- [What is needed]: Copy out all lines with the word "ylabel" in them.

** Start of Data for the task **

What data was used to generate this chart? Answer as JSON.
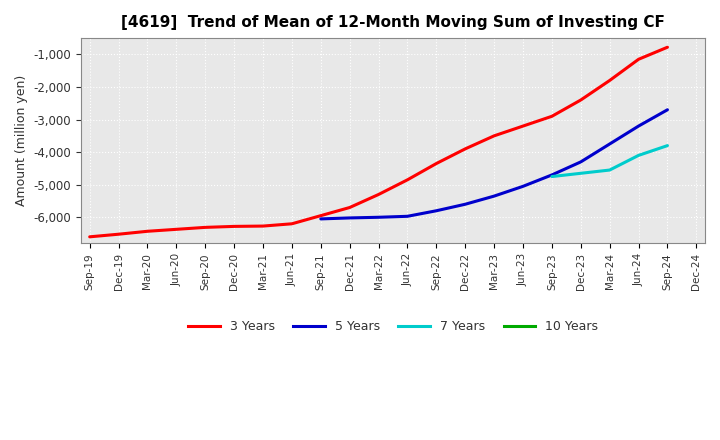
{
  "title": "[4619]  Trend of Mean of 12-Month Moving Sum of Investing CF",
  "ylabel": "Amount (million yen)",
  "background_color": "#ffffff",
  "plot_bg_color": "#e8e8e8",
  "grid_color": "#ffffff",
  "xlim_start": "Sep-19",
  "xlim_end": "Dec-24",
  "ylim": [
    -6800,
    -500
  ],
  "yticks": [
    -6000,
    -5000,
    -4000,
    -3000,
    -2000,
    -1000
  ],
  "x_labels": [
    "Sep-19",
    "Dec-19",
    "Mar-20",
    "Jun-20",
    "Sep-20",
    "Dec-20",
    "Mar-21",
    "Jun-21",
    "Sep-21",
    "Dec-21",
    "Mar-22",
    "Jun-22",
    "Sep-22",
    "Dec-22",
    "Mar-23",
    "Jun-23",
    "Sep-23",
    "Dec-23",
    "Mar-24",
    "Jun-24",
    "Sep-24",
    "Dec-24"
  ],
  "series": {
    "3 Years": {
      "color": "#ff0000",
      "x_indices": [
        0,
        1,
        2,
        3,
        4,
        5,
        6,
        7,
        8,
        9,
        10,
        11,
        12,
        13,
        14,
        15,
        16,
        17,
        18,
        19,
        20
      ],
      "y": [
        -6600,
        -6520,
        -6430,
        -6370,
        -6310,
        -6280,
        -6270,
        -6200,
        -5950,
        -5700,
        -5300,
        -4850,
        -4350,
        -3900,
        -3500,
        -3200,
        -2900,
        -2400,
        -1800,
        -1150,
        -780
      ]
    },
    "5 Years": {
      "color": "#0000cc",
      "x_indices": [
        8,
        9,
        10,
        11,
        12,
        13,
        14,
        15,
        16,
        17,
        18,
        19,
        20
      ],
      "y": [
        -6050,
        -6020,
        -6000,
        -5970,
        -5800,
        -5600,
        -5350,
        -5050,
        -4700,
        -4300,
        -3750,
        -3200,
        -2700
      ]
    },
    "7 Years": {
      "color": "#00cccc",
      "x_indices": [
        16,
        17,
        18,
        19,
        20
      ],
      "y": [
        -4750,
        -4650,
        -4550,
        -4100,
        -3800
      ]
    },
    "10 Years": {
      "color": "#00aa00",
      "x_indices": [],
      "y": []
    }
  },
  "legend_labels": [
    "3 Years",
    "5 Years",
    "7 Years",
    "10 Years"
  ],
  "legend_colors": [
    "#ff0000",
    "#0000cc",
    "#00cccc",
    "#00aa00"
  ]
}
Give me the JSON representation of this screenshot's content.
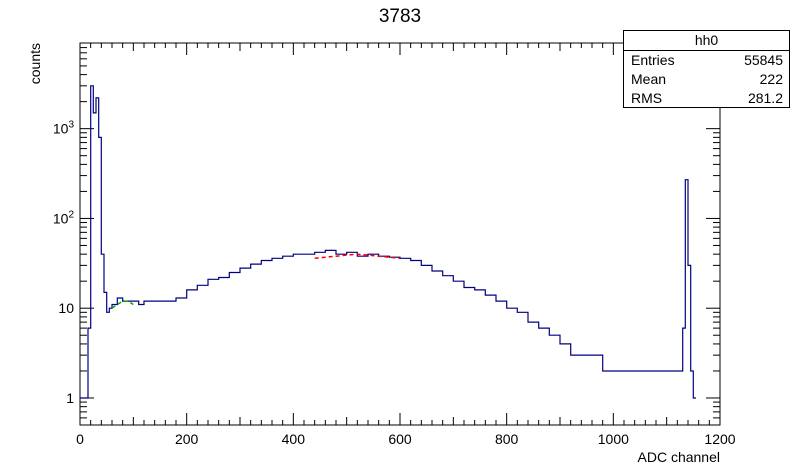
{
  "title": "3783",
  "stats": {
    "name": "hh0",
    "rows": [
      {
        "label": "Entries",
        "value": "55845"
      },
      {
        "label": "Mean",
        "value": "222"
      },
      {
        "label": "RMS",
        "value": "281.2"
      }
    ]
  },
  "chart_data": {
    "type": "line",
    "title": "3783",
    "xlabel": "ADC channel",
    "ylabel": "counts",
    "xlim": [
      0,
      1200
    ],
    "ylim": [
      0.5,
      9000
    ],
    "yscale": "log",
    "grid": false,
    "x_ticks": [
      0,
      200,
      400,
      600,
      800,
      1000,
      1200
    ],
    "x_tick_labels": [
      "0",
      "200",
      "400",
      "600",
      "800",
      "1000",
      "1200"
    ],
    "y_ticks": [
      1,
      10,
      100,
      1000
    ],
    "y_tick_labels": [
      "1",
      "10",
      "10^2",
      "10^3"
    ],
    "colors": {
      "histogram": "#000080",
      "fit_main": "#ff0000",
      "fit_low": "#00aa00"
    },
    "series": [
      {
        "style": "histogram",
        "x": [
          0,
          5,
          10,
          15,
          20,
          25,
          30,
          35,
          40,
          45,
          50,
          55,
          60,
          70,
          80,
          90,
          100,
          110,
          120,
          140,
          160,
          180,
          200,
          220,
          240,
          260,
          280,
          300,
          320,
          340,
          360,
          380,
          400,
          420,
          440,
          460,
          480,
          500,
          520,
          540,
          560,
          580,
          600,
          620,
          640,
          660,
          680,
          700,
          720,
          740,
          760,
          780,
          800,
          820,
          840,
          860,
          880,
          900,
          920,
          940,
          960,
          980,
          1000,
          1020,
          1040,
          1060,
          1080,
          1100,
          1120,
          1130,
          1135,
          1140,
          1145,
          1150
        ],
        "values": [
          1,
          1,
          1,
          6,
          3000,
          1500,
          2200,
          800,
          40,
          15,
          9,
          10,
          11,
          13,
          12,
          12,
          12,
          11,
          12,
          12,
          12,
          13,
          16,
          18,
          21,
          22,
          25,
          28,
          31,
          34,
          36,
          38,
          40,
          40,
          42,
          44,
          40,
          42,
          38,
          40,
          38,
          37,
          36,
          34,
          30,
          26,
          23,
          20,
          17,
          16,
          14,
          12,
          10,
          9,
          7,
          6,
          5,
          4,
          3,
          3,
          3,
          2,
          2,
          2,
          2,
          2,
          2,
          2,
          2,
          6,
          270,
          30,
          2,
          1
        ]
      },
      {
        "style": "fit",
        "x": [
          440,
          460,
          480,
          500,
          520,
          540,
          560,
          580,
          600
        ],
        "values": [
          36,
          37,
          38,
          39,
          40,
          39,
          38,
          37,
          36
        ]
      },
      {
        "style": "fit",
        "x": [
          60,
          70,
          80,
          90,
          100
        ],
        "values": [
          10,
          11,
          12,
          12,
          11
        ]
      }
    ]
  }
}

** End of Data for the task **

- [Exercise response]:
  "ylabel": "Amount (million yen)",
    "ylabel": "counts",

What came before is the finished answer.